▶ **Data supplied**
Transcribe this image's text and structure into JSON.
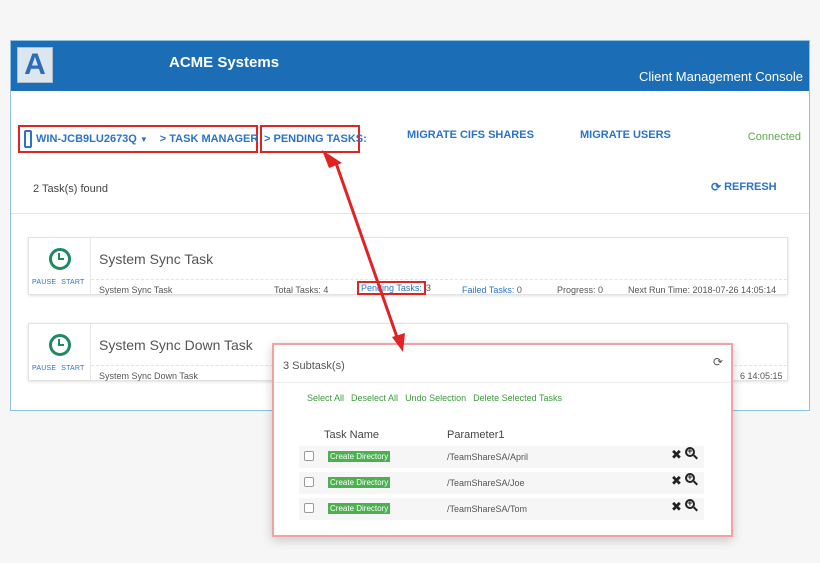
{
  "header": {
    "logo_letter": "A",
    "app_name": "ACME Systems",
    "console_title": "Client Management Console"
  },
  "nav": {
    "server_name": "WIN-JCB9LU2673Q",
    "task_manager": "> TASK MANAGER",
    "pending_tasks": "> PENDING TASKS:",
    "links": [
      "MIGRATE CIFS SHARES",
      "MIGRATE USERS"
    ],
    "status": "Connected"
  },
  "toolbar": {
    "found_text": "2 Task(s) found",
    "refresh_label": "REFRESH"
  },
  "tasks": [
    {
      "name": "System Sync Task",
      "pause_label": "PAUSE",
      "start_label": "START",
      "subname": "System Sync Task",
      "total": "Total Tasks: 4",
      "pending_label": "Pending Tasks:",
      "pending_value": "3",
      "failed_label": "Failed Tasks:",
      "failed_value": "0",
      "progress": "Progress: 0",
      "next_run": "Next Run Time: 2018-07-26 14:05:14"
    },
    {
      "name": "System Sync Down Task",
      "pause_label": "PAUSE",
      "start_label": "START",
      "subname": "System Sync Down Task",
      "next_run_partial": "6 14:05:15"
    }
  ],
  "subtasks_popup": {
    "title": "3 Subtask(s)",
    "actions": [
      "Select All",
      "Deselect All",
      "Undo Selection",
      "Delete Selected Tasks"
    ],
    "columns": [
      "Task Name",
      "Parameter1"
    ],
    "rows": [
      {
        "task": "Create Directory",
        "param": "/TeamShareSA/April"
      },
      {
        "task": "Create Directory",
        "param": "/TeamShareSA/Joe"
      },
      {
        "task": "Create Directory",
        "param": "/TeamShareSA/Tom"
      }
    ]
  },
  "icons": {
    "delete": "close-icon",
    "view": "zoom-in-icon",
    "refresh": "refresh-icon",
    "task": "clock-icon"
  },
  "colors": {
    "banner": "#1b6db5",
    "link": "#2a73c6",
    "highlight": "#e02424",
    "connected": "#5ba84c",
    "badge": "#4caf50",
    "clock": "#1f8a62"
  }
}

---

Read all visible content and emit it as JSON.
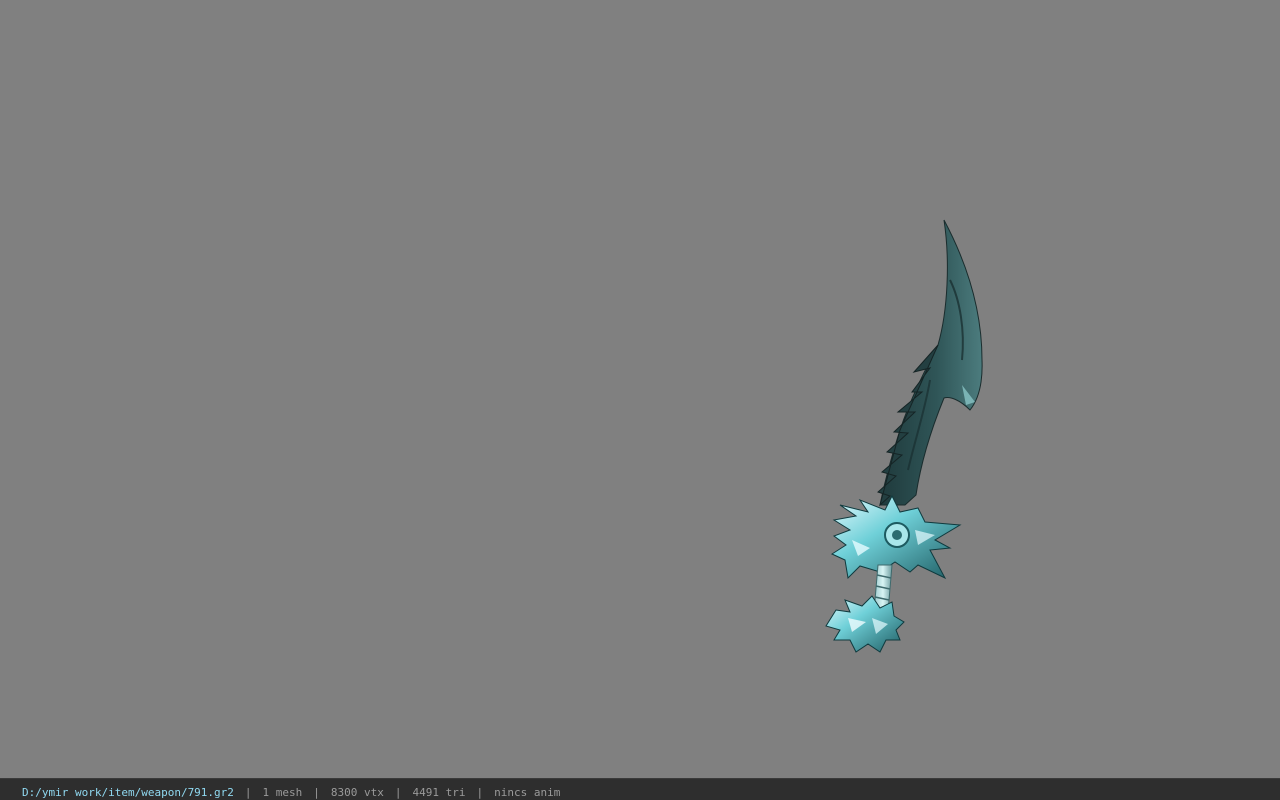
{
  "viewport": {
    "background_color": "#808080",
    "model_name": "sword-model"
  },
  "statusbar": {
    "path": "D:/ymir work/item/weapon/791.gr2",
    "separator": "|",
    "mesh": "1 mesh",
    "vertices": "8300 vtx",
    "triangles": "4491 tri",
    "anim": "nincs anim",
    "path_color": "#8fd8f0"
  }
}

▶ **Exercise**
Copy out all lines that carry the word "Down".

▶ **Task response**
      "name": "System Sync Down Task",
      "subname": "System Sync Down Task",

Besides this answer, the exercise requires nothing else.